**TASK REQUIREMENTS:** Copy out the listing exactly.

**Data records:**
○ ○ ○ ○ ○ ○ ○

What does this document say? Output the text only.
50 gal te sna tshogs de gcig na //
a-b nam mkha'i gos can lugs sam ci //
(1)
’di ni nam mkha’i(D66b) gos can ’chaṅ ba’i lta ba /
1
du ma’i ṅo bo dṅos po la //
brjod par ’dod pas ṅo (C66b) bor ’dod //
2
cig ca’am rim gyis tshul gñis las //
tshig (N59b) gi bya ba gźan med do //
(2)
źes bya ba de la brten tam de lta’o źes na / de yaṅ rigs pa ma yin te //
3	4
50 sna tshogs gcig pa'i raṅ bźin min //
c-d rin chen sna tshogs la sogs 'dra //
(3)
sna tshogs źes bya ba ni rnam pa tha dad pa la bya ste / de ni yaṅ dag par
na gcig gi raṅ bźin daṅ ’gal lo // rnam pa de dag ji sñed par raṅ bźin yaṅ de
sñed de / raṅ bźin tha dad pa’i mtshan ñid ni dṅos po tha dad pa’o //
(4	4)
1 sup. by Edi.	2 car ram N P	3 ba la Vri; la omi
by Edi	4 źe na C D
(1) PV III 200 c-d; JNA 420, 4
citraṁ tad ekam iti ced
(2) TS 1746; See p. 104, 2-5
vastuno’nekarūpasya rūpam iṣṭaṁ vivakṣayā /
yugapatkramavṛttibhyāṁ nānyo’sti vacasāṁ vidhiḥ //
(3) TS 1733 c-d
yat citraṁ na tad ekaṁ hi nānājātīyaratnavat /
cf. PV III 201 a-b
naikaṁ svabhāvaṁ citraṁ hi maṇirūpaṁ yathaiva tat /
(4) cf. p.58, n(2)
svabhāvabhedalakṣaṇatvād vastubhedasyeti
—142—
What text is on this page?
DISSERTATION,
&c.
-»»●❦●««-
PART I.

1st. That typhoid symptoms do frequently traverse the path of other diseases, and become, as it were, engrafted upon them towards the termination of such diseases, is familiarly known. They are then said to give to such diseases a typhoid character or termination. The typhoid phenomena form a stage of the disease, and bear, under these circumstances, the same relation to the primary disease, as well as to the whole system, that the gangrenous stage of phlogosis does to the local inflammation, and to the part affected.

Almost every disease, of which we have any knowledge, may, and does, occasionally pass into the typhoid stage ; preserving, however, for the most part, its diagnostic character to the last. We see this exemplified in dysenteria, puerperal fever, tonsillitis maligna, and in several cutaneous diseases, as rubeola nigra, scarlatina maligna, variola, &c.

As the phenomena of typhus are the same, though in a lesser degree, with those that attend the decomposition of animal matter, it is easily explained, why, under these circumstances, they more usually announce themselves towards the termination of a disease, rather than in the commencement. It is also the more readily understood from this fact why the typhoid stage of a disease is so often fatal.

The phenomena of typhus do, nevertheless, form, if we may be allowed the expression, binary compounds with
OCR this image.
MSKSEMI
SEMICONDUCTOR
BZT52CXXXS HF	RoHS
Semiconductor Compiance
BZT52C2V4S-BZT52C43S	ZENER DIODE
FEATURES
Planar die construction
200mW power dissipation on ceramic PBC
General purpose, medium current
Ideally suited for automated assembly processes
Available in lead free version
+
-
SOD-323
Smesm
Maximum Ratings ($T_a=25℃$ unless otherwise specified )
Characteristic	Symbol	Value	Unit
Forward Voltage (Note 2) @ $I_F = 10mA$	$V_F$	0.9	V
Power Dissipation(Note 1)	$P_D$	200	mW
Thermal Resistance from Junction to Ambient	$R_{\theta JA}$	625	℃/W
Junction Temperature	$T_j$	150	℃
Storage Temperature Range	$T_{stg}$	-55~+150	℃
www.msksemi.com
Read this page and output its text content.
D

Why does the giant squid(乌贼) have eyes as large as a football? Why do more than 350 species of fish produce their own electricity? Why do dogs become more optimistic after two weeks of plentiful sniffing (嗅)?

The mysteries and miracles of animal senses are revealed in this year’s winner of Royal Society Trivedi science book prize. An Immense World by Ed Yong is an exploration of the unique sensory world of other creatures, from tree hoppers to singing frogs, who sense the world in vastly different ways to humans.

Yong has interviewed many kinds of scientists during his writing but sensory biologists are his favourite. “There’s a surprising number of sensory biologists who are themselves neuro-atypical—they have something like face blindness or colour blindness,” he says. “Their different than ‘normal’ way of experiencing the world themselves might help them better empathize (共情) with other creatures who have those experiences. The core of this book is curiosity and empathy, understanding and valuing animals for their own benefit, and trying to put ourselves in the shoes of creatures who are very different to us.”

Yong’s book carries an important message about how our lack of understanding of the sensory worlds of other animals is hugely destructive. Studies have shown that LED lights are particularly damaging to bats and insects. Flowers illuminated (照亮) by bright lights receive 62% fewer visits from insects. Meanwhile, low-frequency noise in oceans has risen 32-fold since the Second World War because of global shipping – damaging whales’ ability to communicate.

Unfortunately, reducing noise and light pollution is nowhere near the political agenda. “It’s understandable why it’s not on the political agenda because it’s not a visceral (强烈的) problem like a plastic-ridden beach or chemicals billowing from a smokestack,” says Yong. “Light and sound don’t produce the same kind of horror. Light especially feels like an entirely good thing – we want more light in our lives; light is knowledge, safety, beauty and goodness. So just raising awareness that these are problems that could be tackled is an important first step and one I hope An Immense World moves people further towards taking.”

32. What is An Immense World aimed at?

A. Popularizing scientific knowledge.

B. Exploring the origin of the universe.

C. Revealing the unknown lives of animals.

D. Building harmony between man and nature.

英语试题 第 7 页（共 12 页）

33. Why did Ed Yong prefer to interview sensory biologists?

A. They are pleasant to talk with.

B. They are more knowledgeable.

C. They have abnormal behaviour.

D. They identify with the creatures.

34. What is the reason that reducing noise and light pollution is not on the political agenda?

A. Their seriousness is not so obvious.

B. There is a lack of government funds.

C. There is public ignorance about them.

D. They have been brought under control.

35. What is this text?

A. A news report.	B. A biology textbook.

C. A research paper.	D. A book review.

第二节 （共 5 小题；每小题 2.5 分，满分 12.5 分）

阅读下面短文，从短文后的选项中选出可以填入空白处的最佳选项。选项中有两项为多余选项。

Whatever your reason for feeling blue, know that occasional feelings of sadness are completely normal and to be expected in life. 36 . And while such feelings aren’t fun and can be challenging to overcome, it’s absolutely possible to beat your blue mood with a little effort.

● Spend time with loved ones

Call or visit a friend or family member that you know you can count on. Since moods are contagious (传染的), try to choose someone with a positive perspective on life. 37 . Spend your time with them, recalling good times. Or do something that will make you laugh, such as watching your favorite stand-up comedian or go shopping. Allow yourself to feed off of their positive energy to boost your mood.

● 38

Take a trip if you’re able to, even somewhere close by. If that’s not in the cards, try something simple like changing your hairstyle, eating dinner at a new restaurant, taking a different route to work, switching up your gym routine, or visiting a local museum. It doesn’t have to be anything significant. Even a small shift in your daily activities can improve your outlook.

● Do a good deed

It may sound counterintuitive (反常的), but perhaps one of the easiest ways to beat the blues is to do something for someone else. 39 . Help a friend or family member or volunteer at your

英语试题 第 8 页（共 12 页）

○ ○ ○ ○ ○ ○ ○

**COMPLETE OUTPUT:**
What does this document say? Output the text only.
50 gal te sna tshogs de gcig na //
a-b nam mkha'i gos can lugs sam ci //
(1)
’di ni nam mkha’i(D66b) gos can ’chaṅ ba’i lta ba /
1
du ma’i ṅo bo dṅos po la //
brjod par ’dod pas ṅo (C66b) bor ’dod //
2
cig ca’am rim gyis tshul gñis las //
tshig (N59b) gi bya ba gźan med do //
(2)
źes bya ba de la brten tam de lta’o źes na / de yaṅ rigs pa ma yin te //
3	4
50 sna tshogs gcig pa'i raṅ bźin min //
c-d rin chen sna tshogs la sogs 'dra //
(3)
sna tshogs źes bya ba ni rnam pa tha dad pa la bya ste / de ni yaṅ dag par
na gcig gi raṅ bźin daṅ ’gal lo // rnam pa de dag ji sñed par raṅ bźin yaṅ de
sñed de / raṅ bźin tha dad pa’i mtshan ñid ni dṅos po tha dad pa’o //
(4	4)
1 sup. by Edi.	2 car ram N P	3 ba la Vri; la omi
by Edi	4 źe na C D
(1) PV III 200 c-d; JNA 420, 4
citraṁ tad ekam iti ced
(2) TS 1746; See p. 104, 2-5
vastuno’nekarūpasya rūpam iṣṭaṁ vivakṣayā /
yugapatkramavṛttibhyāṁ nānyo’sti vacasāṁ vidhiḥ //
(3) TS 1733 c-d
yat citraṁ na tad ekaṁ hi nānājātīyaratnavat /
cf. PV III 201 a-b
naikaṁ svabhāvaṁ citraṁ hi maṇirūpaṁ yathaiva tat /
(4) cf. p.58, n(2)
svabhāvabhedalakṣaṇatvād vastubhedasyeti
—142—
What text is on this page?
DISSERTATION,
&c.
-»»●❦●««-
PART I.

1st. That typhoid symptoms do frequently traverse the path of other diseases, and become, as it were, engrafted upon them towards the termination of such diseases, is familiarly known. They are then said to give to such diseases a typhoid character or termination. The typhoid phenomena form a stage of the disease, and bear, under these circumstances, the same relation to the primary disease, as well as to the whole system, that the gangrenous stage of phlogosis does to the local inflammation, and to the part affected.

Almost every disease, of which we have any knowledge, may, and does, occasionally pass into the typhoid stage ; preserving, however, for the most part, its diagnostic character to the last. We see this exemplified in dysenteria, puerperal fever, tonsillitis maligna, and in several cutaneous diseases, as rubeola nigra, scarlatina maligna, variola, &c.

As the phenomena of typhus are the same, though in a lesser degree, with those that attend the decomposition of animal matter, it is easily explained, why, under these circumstances, they more usually announce themselves towards the termination of a disease, rather than in the commencement. It is also the more readily understood from this fact why the typhoid stage of a disease is so often fatal.

The phenomena of typhus do, nevertheless, form, if we may be allowed the expression, binary compounds with
OCR this image.
MSKSEMI
SEMICONDUCTOR
BZT52CXXXS HF	RoHS
Semiconductor Compiance
BZT52C2V4S-BZT52C43S	ZENER DIODE
FEATURES
Planar die construction
200mW power dissipation on ceramic PBC
General purpose, medium current
Ideally suited for automated assembly processes
Available in lead free version
+
-
SOD-323
Smesm
Maximum Ratings ($T_a=25℃$ unless otherwise specified )
Characteristic	Symbol	Value	Unit
Forward Voltage (Note 2) @ $I_F = 10mA$	$V_F$	0.9	V
Power Dissipation(Note 1)	$P_D$	200	mW
Thermal Resistance from Junction to Ambient	$R_{\theta JA}$	625	℃/W
Junction Temperature	$T_j$	150	℃
Storage Temperature Range	$T_{stg}$	-55~+150	℃
www.msksemi.com
Read this page and output its text content.
D

Why does the giant squid(乌贼) have eyes as large as a football? Why do more than 350 species of fish produce their own electricity? Why do dogs become more optimistic after two weeks of plentiful sniffing (嗅)?

The mysteries and miracles of animal senses are revealed in this year’s winner of Royal Society Trivedi science book prize. An Immense World by Ed Yong is an exploration of the unique sensory world of other creatures, from tree hoppers to singing frogs, who sense the world in vastly different ways to humans.

Yong has interviewed many kinds of scientists during his writing but sensory biologists are his favourite. “There’s a surprising number of sensory biologists who are themselves neuro-atypical—they have something like face blindness or colour blindness,” he says. “Their different than ‘normal’ way of experiencing the world themselves might help them better empathize (共情) with other creatures who have those experiences. The core of this book is curiosity and empathy, understanding and valuing animals for their own benefit, and trying to put ourselves in the shoes of creatures who are very different to us.”

Yong’s book carries an important message about how our lack of understanding of the sensory worlds of other animals is hugely destructive. Studies have shown that LED lights are particularly damaging to bats and insects. Flowers illuminated (照亮) by bright lights receive 62% fewer visits from insects. Meanwhile, low-frequency noise in oceans has risen 32-fold since the Second World War because of global shipping – damaging whales’ ability to communicate.

Unfortunately, reducing noise and light pollution is nowhere near the political agenda. “It’s understandable why it’s not on the political agenda because it’s not a visceral (强烈的) problem like a plastic-ridden beach or chemicals billowing from a smokestack,” says Yong. “Light and sound don’t produce the same kind of horror. Light especially feels like an entirely good thing – we want more light in our lives; light is knowledge, safety, beauty and goodness. So just raising awareness that these are problems that could be tackled is an important first step and one I hope An Immense World moves people further towards taking.”

32. What is An Immense World aimed at?

A. Popularizing scientific knowledge.

B. Exploring the origin of the universe.

C. Revealing the unknown lives of animals.

D. Building harmony between man and nature.

英语试题 第 7 页（共 12 页）

33. Why did Ed Yong prefer to interview sensory biologists?

A. They are pleasant to talk with.

B. They are more knowledgeable.

C. They have abnormal behaviour.

D. They identify with the creatures.

34. What is the reason that reducing noise and light pollution is not on the political agenda?

A. Their seriousness is not so obvious.

B. There is a lack of government funds.

C. There is public ignorance about them.

D. They have been brought under control.

35. What is this text?

A. A news report.	B. A biology textbook.

C. A research paper.	D. A book review.

第二节 （共 5 小题；每小题 2.5 分，满分 12.5 分）

阅读下面短文，从短文后的选项中选出可以填入空白处的最佳选项。选项中有两项为多余选项。

Whatever your reason for feeling blue, know that occasional feelings of sadness are completely normal and to be expected in life. 36 . And while such feelings aren’t fun and can be challenging to overcome, it’s absolutely possible to beat your blue mood with a little effort.

● Spend time with loved ones

Call or visit a friend or family member that you know you can count on. Since moods are contagious (传染的), try to choose someone with a positive perspective on life. 37 . Spend your time with them, recalling good times. Or do something that will make you laugh, such as watching your favorite stand-up comedian or go shopping. Allow yourself to feed off of their positive energy to boost your mood.

● 38

Take a trip if you’re able to, even somewhere close by. If that’s not in the cards, try something simple like changing your hairstyle, eating dinner at a new restaurant, taking a different route to work, switching up your gym routine, or visiting a local museum. It doesn’t have to be anything significant. Even a small shift in your daily activities can improve your outlook.

● Do a good deed

It may sound counterintuitive (反常的), but perhaps one of the easiest ways to beat the blues is to do something for someone else. 39 . Help a friend or family member or volunteer at your

英语试题 第 8 页（共 12 页）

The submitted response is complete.